§ **TASK INSTRUCTIONS**
Locate every line in the records below that holds the word "JSON" and return each one.

§ **EXTRACTED INFORMATION**
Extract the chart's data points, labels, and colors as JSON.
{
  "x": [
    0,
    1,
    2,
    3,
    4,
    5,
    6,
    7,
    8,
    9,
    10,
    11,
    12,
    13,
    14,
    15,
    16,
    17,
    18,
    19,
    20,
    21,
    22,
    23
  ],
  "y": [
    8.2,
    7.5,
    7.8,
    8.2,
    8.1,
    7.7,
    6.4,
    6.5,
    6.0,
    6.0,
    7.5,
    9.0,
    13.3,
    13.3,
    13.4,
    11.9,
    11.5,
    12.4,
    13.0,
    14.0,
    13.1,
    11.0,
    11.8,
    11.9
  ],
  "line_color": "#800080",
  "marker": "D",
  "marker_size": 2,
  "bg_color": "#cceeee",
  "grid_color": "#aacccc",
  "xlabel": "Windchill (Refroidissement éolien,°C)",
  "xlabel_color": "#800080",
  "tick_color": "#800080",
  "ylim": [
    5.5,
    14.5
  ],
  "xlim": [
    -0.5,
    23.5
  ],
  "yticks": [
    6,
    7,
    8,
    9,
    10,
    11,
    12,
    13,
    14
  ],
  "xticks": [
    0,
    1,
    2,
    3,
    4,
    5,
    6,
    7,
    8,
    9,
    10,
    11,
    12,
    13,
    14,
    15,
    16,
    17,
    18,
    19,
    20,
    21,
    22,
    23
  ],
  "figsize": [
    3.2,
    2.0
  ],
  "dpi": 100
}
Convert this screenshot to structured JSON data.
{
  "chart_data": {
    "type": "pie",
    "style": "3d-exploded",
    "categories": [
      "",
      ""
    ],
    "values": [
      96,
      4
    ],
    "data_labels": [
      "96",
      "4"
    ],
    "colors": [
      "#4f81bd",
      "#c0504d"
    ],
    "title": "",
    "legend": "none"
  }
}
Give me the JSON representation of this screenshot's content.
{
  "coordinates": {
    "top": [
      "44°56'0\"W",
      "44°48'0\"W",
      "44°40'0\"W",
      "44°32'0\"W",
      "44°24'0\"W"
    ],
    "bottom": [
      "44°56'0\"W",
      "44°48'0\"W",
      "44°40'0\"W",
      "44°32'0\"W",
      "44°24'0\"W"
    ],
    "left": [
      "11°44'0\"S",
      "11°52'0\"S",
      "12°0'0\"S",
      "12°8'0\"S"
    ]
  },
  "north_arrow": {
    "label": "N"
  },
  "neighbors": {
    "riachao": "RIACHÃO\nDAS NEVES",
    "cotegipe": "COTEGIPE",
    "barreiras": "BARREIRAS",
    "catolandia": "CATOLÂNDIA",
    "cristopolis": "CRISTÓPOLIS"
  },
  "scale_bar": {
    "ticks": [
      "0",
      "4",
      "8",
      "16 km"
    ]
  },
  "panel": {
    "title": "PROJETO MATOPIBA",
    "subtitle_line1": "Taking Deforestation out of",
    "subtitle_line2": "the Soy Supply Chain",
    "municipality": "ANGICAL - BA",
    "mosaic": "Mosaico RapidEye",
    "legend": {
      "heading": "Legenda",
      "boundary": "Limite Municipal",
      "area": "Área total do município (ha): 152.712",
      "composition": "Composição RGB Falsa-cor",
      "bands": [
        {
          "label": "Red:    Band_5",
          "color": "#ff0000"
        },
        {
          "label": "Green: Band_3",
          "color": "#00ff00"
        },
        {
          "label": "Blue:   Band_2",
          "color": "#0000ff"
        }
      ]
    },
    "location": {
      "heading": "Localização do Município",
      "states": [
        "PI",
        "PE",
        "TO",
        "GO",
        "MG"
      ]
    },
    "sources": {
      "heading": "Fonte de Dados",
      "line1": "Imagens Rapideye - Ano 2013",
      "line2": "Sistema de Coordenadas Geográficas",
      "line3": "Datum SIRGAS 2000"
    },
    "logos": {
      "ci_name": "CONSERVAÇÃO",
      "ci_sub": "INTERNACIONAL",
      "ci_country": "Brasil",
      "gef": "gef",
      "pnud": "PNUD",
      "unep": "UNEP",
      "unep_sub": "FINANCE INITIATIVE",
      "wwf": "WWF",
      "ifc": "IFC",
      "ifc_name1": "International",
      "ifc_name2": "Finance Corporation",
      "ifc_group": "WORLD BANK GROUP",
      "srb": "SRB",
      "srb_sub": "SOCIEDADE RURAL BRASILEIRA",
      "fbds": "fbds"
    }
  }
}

§ **COMPLETE OUTPUT**
Extract the chart's data points, labels, and colors as JSON.
Convert this screenshot to structured JSON data.
Give me the JSON representation of this screenshot's content.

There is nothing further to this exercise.